- _Aufgaben_
1. Beantworte anhand des Textes zur Euro-Einführung in Bulgarien diese Fragen:
(a) Unter welcher Bezeichnung ist der WKM 2 bekannt?
(b) In welchem Programm des BNR gab Prof. Steve Hanke sein Interview?
(c) Nach welcher Währung ist der Euro laut Goranow die meistgehandelte der Welt?
2. Zähle alle Währungen auf, die im Text zur Euro-Einführung in Bulgarien genannt werden.
3. Schreib den Text zur Euro-Einführung in Bulgarien nach seinem letzten Satz weiter.

#### Ausgangstext

Den WKM 2, der als „Warteraum für den Euro“ bekannt ist, müssen alle Länder der Europäischen Union durchlaufen, die die gemeinsame Währung Euro einführen wollen. Im Unterschied zu den anderen Ländern amtiert in Bulgarien aber ein Währungsrat und der Wechselkurs Euro-Lew ist genau festgelegt. Die Mitgliedschaft im WKM 2 und danach in der Bankunion und der Eurozone, sind jedoch für Länder gedacht, die keinen festen Kurs zum Euro haben. Damit die Ersparnisse der bulgarischen Bürger garantiert sind, hat das Parlament entschieden, dass es aus dem WKM 2 austreten werde, falls Bulgarien ein anderer Kurs vorgeschlagen werden sollte.

Wirtschaftsexperte warnt vor Einführung des Euro

Trotz der Zusicherungen, die die Regierung und der Präsident der Bulgarischen Zentralbank BNB öffentlich gemacht haben, sind die Ängste in der Öffentlichkeit geblieben. In den vergangenen Tagen goss Prof. Steve Hanke, der in Bulgarien als „Vater des Währungsrates“ bezeichnet wird, zusätzlich Öl ins Feuer, als er in einem Interview für das Inlandsprogramm des BNR „Horizont“ dringend davon abriet, den Euro in Bulgarien einzuführen. Der Wirtschaftswissenschaftler sieht darin keine Notwendigkeit, da der Wechselkurs Lew-Euro fixiert ist und Bulgarien dank des Währungsrates die Vorteile der Eurozone genieße. Hanke kritisierte zudem die eingeleiteten legislativen Veränderungen, denn sie würden seiner Ansicht nach auf ein Geheimabkommen schließen, das bei der Einführung des Euro für Bulgarien „vermeintlich diskriminierende Bedingungen“ vorsehe.

Versprechen von höchster Stelle

Der bulgarische Finanzminister Wladislaw Goranow versicherte nach diesen Vermutungen des angesehenen Wirtschaftsexperten, dass Bulgarien keinerlei solche Abmachungen getroffen habe. Goranow lehnte die These von Hanke ab, dass Bulgarien nicht einer Einführung des Euro bedürfe, und erinnerte daran, dass der Euro nach dem Dollar die meistgehandelte Währung in der Welt sei. Der Finanzminister brachte seine Überzeugung zum Ausdruck, dass nach einem Übergang zum Euro der Wechselkurs beibehalten und die Ersparnisse der Bürger nicht an Wert verlieren werden.

########
#### Datenauszug

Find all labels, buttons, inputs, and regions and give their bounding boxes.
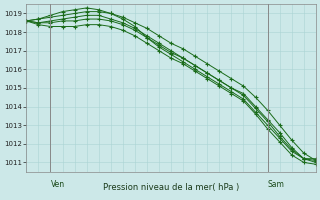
- X-axis label: Pression niveau de la mer( hPa ): Pression niveau de la mer( hPa ): [103, 183, 239, 192]
- Text: Ven: Ven: [51, 180, 65, 189]
- Text: Sam: Sam: [268, 180, 284, 189]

########

- _Ergebnisse_
1.
(a) Als „Warteraum für den Euro“.
(b) Im Inlandsprogramm „Horizont“.
(c) Nach dem Dollar.

2. Euro, Lew, Dollar

3.
Die Erfahrungen der Anderen

Die Erfahrungen anderer Länder, die bereits den Euro eingeführt haben, werden ebenfalls verschieden gedeutet. Litauen, Lettland und Estland - die vorerst letzten, die zum Euro übergegangen sind, werden in Bulgarien häufig als Beispiele zitiert. Bei ihnen seien kein Preisanstieg, keine Entwertung der Ersparnisse oder andere negative Erscheinungen zu beobachten gewesen. Diese Meinung äußerte der estnische Makrowirtschaftler Prof. Karsten Staehr.

Nicht alle wollen den Euro

Gleichzeitig damit haben drei der Länder, die 2004 der Europäischen Union beigetreten sind, in keiner Weise die Absicht, die gemeinsame europäische Währung einzuführen. Das sind Tschechien, Polen und Ungarn. Für den BNR kommentierte Gyula Pleschinger von der Zentralbank Ungarns, dass der Euro eine wankende Geschichte hinter sich habe. In den ersten 10 Jahren seines Bestehens habe er Erfolg gehabt; danach sei ein Einbruch eingetreten. Pleschinger ließ es sich nicht nehmen und zitierte eine Expertenanalyse, in der prognostiziert wird, dass in zwei Jahrzehnten einzig Deutschland und die Niederlanden als „Sieger innerhalb der Mitgliedschaft in der Eurozone“ hervorgehen werden.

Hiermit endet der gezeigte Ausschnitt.